### Direction:
Give the data again exactly as written, skipping any pictures.

═════ Recorded information

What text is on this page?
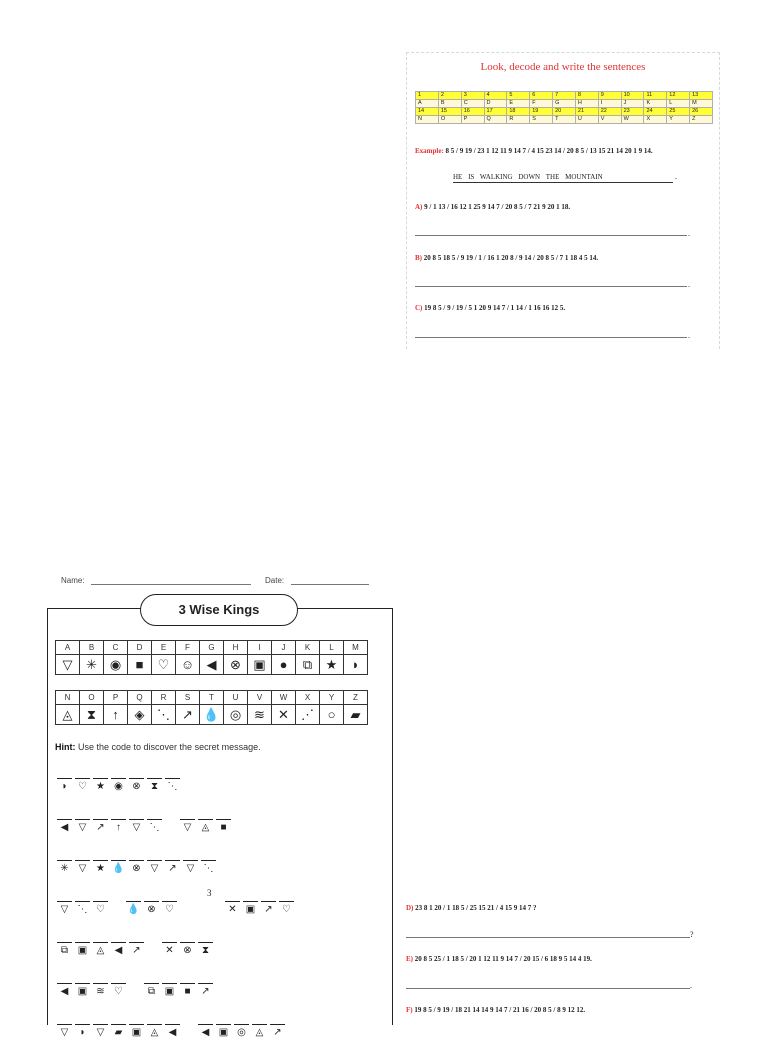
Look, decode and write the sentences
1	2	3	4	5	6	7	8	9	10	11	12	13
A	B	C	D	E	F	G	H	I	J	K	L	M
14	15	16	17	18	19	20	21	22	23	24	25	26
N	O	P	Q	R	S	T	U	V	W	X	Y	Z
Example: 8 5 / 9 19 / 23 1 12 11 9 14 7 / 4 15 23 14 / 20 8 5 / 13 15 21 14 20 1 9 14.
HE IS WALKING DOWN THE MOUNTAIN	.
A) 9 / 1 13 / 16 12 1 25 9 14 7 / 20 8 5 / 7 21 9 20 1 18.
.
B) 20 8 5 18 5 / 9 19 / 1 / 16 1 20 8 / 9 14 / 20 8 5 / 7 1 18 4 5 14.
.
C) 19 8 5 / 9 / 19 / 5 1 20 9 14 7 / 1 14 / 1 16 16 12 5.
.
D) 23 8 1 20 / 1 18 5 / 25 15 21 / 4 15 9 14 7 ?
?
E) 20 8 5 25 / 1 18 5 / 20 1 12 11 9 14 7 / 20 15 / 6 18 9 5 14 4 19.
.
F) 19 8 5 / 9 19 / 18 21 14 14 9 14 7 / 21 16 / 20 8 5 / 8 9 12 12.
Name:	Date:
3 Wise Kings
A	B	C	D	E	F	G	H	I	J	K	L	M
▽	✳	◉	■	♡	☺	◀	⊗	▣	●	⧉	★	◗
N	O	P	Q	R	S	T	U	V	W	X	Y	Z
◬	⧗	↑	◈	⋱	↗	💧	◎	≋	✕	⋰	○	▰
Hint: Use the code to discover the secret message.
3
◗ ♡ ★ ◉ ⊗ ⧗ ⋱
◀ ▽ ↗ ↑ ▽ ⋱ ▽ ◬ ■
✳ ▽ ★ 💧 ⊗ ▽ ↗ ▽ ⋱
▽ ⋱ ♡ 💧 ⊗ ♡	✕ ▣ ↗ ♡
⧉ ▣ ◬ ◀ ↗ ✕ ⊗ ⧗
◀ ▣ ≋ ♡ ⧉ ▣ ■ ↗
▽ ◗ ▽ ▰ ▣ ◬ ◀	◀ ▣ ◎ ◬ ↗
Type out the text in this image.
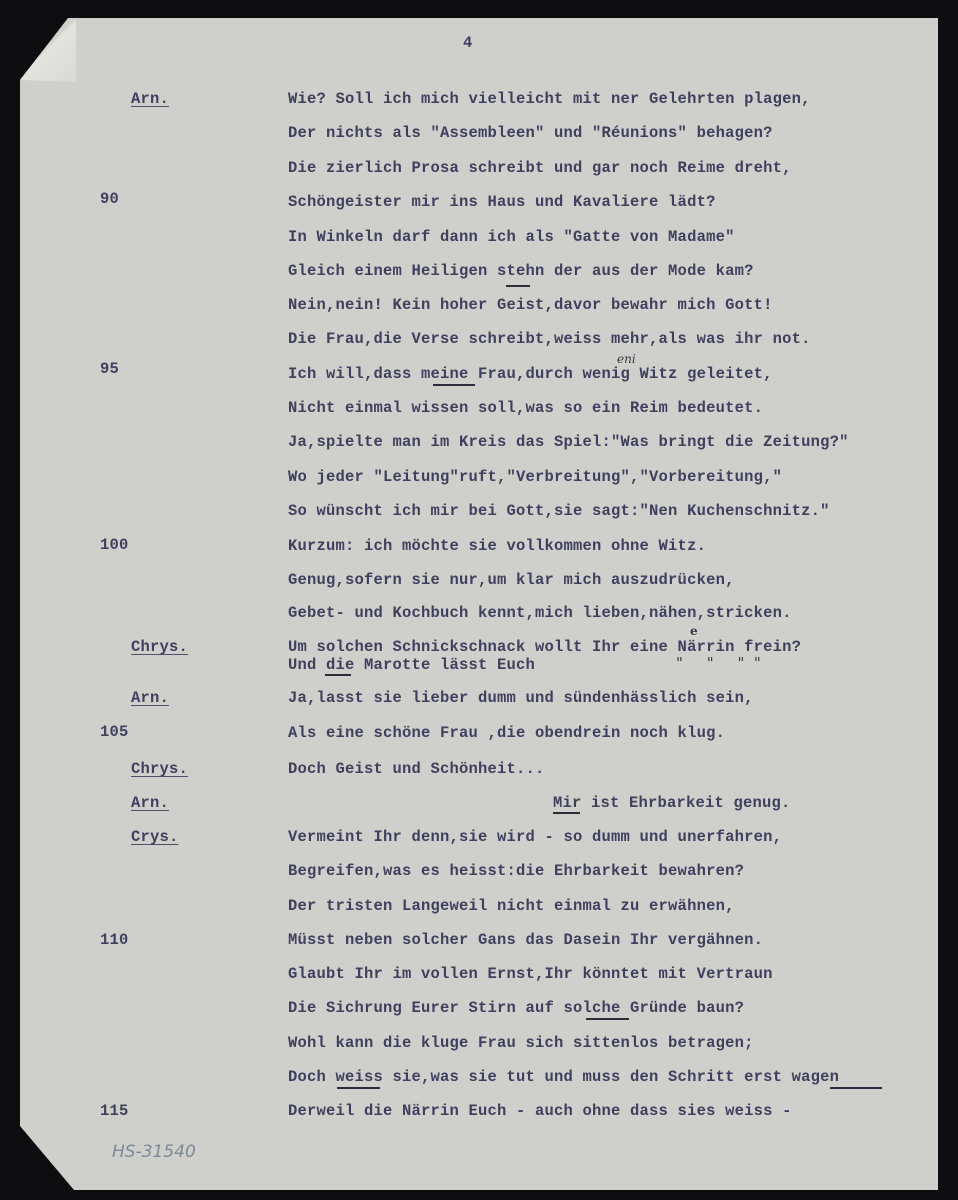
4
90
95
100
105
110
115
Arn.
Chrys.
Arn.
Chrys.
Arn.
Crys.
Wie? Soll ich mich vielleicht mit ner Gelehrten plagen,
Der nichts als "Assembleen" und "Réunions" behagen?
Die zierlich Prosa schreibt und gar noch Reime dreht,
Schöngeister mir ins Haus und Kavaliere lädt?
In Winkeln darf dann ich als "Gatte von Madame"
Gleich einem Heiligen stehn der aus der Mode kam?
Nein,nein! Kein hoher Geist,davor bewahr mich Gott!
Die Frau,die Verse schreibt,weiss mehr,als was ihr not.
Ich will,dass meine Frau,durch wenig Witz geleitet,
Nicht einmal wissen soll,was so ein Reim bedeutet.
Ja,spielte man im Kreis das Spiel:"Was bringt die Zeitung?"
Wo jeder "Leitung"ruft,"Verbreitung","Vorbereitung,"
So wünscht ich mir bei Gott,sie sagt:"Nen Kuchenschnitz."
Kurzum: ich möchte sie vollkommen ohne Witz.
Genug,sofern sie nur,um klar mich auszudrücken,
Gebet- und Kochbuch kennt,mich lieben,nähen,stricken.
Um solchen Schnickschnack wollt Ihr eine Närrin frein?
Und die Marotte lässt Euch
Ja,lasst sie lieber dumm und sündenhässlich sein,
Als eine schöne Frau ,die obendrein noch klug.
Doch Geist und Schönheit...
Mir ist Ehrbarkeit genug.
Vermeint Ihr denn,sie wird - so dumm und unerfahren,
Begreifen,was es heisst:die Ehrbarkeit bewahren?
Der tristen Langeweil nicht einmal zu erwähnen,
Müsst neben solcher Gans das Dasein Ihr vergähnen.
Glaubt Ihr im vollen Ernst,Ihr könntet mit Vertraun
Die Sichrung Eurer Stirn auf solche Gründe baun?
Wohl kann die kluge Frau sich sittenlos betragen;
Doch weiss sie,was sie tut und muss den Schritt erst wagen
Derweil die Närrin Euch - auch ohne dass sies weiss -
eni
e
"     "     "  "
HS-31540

══════════

### Output:
What text is on this page?
Look, decode and write the sentences
1	2	3	4	5	6	7	8	9	10	11	12	13
A	B	C	D	E	F	G	H	I	J	K	L	M
14	15	16	17	18	19	20	21	22	23	24	25	26
N	O	P	Q	R	S	T	U	V	W	X	Y	Z
Example: 8 5 / 9 19 / 23 1 12 11 9 14 7 / 4 15 23 14 / 20 8 5 / 13 15 21 14 20 1 9 14.
HE IS WALKING DOWN THE MOUNTAIN	.
A) 9 / 1 13 / 16 12 1 25 9 14 7 / 20 8 5 / 7 21 9 20 1 18.
.
B) 20 8 5 18 5 / 9 19 / 1 / 16 1 20 8 / 9 14 / 20 8 5 / 7 1 18 4 5 14.
.
C) 19 8 5 / 9 / 19 / 5 1 20 9 14 7 / 1 14 / 1 16 16 12 5.
.
D) 23 8 1 20 / 1 18 5 / 25 15 21 / 4 15 9 14 7 ?
?
E) 20 8 5 25 / 1 18 5 / 20 1 12 11 9 14 7 / 20 15 / 6 18 9 5 14 4 19.
.
F) 19 8 5 / 9 19 / 18 21 14 14 9 14 7 / 21 16 / 20 8 5 / 8 9 12 12.
Name:	Date:
3 Wise Kings
A	B	C	D	E	F	G	H	I	J	K	L	M
▽	✳	◉	■	♡	☺	◀	⊗	▣	●	⧉	★	◗
N	O	P	Q	R	S	T	U	V	W	X	Y	Z
◬	⧗	↑	◈	⋱	↗	💧	◎	≋	✕	⋰	○	▰
Hint: Use the code to discover the secret message.
3
◗ ♡ ★ ◉ ⊗ ⧗ ⋱
◀ ▽ ↗ ↑ ▽ ⋱ ▽ ◬ ■
✳ ▽ ★ 💧 ⊗ ▽ ↗ ▽ ⋱
▽ ⋱ ♡ 💧 ⊗ ♡	✕ ▣ ↗ ♡
⧉ ▣ ◬ ◀ ↗ ✕ ⊗ ⧗
◀ ▣ ≋ ♡ ⧉ ▣ ■ ↗
▽ ◗ ▽ ▰ ▣ ◬ ◀	◀ ▣ ◎ ◬ ↗
Type out the text in this image.
4
90
95
100
105
110
115
Arn.
Chrys.
Arn.
Chrys.
Arn.
Crys.
Wie? Soll ich mich vielleicht mit ner Gelehrten plagen,
Der nichts als "Assembleen" und "Réunions" behagen?
Die zierlich Prosa schreibt und gar noch Reime dreht,
Schöngeister mir ins Haus und Kavaliere lädt?
In Winkeln darf dann ich als "Gatte von Madame"
Gleich einem Heiligen stehn der aus der Mode kam?
Nein,nein! Kein hoher Geist,davor bewahr mich Gott!
Die Frau,die Verse schreibt,weiss mehr,als was ihr not.
Ich will,dass meine Frau,durch wenig Witz geleitet,
Nicht einmal wissen soll,was so ein Reim bedeutet.
Ja,spielte man im Kreis das Spiel:"Was bringt die Zeitung?"
Wo jeder "Leitung"ruft,"Verbreitung","Vorbereitung,"
So wünscht ich mir bei Gott,sie sagt:"Nen Kuchenschnitz."
Kurzum: ich möchte sie vollkommen ohne Witz.
Genug,sofern sie nur,um klar mich auszudrücken,
Gebet- und Kochbuch kennt,mich lieben,nähen,stricken.
Um solchen Schnickschnack wollt Ihr eine Närrin frein?
Und die Marotte lässt Euch
Ja,lasst sie lieber dumm und sündenhässlich sein,
Als eine schöne Frau ,die obendrein noch klug.
Doch Geist und Schönheit...
Mir ist Ehrbarkeit genug.
Vermeint Ihr denn,sie wird - so dumm und unerfahren,
Begreifen,was es heisst:die Ehrbarkeit bewahren?
Der tristen Langeweil nicht einmal zu erwähnen,
Müsst neben solcher Gans das Dasein Ihr vergähnen.
Glaubt Ihr im vollen Ernst,Ihr könntet mit Vertraun
Die Sichrung Eurer Stirn auf solche Gründe baun?
Wohl kann die kluge Frau sich sittenlos betragen;
Doch weiss sie,was sie tut und muss den Schritt erst wagen
Derweil die Närrin Euch - auch ohne dass sies weiss -
eni
e
"     "     "  "
HS-31540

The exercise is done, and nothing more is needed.